Task to complete:
Scan the entries below for the word "either". Copy each line that has it.

─── Entries supplied ───

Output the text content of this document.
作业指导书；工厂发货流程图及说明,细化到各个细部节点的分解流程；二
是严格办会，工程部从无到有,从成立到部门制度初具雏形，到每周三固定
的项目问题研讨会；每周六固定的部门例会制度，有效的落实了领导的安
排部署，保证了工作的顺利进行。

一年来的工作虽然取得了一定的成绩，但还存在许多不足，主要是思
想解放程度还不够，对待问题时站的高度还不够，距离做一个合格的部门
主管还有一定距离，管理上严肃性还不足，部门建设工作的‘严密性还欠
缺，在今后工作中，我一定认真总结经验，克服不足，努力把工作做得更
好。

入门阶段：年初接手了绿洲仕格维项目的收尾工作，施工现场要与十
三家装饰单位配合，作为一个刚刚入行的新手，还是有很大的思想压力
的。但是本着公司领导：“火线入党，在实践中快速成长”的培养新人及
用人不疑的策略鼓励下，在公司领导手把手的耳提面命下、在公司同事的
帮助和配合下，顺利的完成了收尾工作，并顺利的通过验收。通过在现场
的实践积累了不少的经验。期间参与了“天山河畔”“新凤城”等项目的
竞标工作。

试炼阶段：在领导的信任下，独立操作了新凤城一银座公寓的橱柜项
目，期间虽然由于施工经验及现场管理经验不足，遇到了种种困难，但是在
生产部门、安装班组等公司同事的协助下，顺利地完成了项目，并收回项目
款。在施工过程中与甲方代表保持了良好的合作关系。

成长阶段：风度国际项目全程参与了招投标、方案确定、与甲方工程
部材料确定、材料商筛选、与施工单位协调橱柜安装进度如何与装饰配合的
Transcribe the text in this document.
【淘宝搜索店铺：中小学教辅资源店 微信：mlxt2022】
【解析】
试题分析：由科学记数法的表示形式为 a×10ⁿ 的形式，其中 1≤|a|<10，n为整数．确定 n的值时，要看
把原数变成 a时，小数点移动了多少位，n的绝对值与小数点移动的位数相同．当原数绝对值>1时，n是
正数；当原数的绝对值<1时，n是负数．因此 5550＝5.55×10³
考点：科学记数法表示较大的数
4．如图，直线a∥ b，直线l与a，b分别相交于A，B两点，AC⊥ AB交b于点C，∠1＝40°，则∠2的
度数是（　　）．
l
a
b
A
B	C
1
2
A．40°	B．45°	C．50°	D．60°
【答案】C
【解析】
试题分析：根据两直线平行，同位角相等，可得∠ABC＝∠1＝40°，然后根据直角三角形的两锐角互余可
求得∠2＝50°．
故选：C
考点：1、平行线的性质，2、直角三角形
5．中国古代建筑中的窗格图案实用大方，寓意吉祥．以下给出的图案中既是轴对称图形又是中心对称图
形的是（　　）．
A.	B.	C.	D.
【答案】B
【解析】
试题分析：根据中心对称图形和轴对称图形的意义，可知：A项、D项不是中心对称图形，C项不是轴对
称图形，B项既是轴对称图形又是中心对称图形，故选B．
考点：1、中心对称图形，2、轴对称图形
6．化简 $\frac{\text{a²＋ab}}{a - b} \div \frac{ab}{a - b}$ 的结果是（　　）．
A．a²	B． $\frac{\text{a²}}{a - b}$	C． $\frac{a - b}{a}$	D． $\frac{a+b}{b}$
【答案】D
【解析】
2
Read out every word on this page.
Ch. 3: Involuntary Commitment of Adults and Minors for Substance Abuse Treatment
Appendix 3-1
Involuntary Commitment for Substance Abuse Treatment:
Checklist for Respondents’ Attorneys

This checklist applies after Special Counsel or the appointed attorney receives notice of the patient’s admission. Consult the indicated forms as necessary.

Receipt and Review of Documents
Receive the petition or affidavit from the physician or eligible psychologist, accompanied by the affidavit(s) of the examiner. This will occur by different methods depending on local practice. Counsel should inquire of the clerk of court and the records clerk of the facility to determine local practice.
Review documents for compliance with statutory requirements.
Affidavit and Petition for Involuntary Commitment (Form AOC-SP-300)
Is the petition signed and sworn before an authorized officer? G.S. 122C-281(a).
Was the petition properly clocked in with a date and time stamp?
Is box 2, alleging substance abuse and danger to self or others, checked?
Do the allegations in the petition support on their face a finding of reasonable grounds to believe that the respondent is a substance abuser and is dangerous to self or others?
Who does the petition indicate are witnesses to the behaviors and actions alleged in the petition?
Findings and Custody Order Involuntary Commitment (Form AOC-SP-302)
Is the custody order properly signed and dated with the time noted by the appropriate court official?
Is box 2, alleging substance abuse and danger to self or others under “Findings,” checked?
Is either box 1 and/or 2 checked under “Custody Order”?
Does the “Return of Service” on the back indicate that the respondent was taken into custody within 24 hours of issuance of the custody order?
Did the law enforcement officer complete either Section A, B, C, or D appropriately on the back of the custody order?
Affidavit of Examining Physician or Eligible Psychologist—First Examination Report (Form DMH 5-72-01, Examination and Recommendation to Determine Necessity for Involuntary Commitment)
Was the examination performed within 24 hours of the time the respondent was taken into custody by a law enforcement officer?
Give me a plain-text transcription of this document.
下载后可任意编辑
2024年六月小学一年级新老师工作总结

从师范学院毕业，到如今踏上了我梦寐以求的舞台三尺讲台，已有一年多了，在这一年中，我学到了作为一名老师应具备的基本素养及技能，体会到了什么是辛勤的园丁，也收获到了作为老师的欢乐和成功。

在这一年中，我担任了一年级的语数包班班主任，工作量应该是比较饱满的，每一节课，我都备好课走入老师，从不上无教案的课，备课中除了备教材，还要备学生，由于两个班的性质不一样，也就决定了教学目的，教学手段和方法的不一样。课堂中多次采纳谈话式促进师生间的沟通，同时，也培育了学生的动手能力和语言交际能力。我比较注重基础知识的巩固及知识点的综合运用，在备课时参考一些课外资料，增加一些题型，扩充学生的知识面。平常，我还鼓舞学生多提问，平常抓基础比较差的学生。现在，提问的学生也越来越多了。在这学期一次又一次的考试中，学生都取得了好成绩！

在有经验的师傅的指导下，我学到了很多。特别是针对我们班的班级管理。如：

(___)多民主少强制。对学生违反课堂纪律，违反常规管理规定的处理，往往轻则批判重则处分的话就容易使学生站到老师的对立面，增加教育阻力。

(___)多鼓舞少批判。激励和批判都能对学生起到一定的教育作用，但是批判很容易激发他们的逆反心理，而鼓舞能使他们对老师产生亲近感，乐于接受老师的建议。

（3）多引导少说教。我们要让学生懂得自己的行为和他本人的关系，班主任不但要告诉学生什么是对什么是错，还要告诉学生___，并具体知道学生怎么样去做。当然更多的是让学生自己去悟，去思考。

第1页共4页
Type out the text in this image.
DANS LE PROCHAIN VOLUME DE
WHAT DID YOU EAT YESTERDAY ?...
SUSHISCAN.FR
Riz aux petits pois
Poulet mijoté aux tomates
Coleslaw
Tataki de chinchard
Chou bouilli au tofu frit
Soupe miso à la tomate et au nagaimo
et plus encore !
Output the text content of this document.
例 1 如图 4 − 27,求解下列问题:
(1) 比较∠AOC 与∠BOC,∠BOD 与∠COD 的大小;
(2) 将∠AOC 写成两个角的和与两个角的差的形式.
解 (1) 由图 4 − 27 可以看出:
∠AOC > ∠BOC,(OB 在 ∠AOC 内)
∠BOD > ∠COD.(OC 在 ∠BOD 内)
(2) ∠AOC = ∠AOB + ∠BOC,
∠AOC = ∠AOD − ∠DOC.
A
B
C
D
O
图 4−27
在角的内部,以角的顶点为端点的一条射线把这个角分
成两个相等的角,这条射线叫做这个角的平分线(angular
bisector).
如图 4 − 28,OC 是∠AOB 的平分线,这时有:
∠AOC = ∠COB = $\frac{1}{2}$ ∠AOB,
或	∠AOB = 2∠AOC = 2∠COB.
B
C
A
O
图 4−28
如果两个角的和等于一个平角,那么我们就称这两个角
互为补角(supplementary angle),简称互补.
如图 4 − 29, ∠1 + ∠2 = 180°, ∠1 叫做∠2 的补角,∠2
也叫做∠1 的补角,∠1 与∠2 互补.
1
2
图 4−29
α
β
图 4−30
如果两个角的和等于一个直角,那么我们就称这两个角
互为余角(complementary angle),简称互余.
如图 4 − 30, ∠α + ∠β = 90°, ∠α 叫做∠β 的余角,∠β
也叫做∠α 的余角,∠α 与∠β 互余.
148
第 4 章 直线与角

───

Solution for this problem:
Is either box 1 and/or 2 checked under “Custody Order”?
Did the law enforcement officer complete either Section A, B, C, or D appropriately on the back of the custody order?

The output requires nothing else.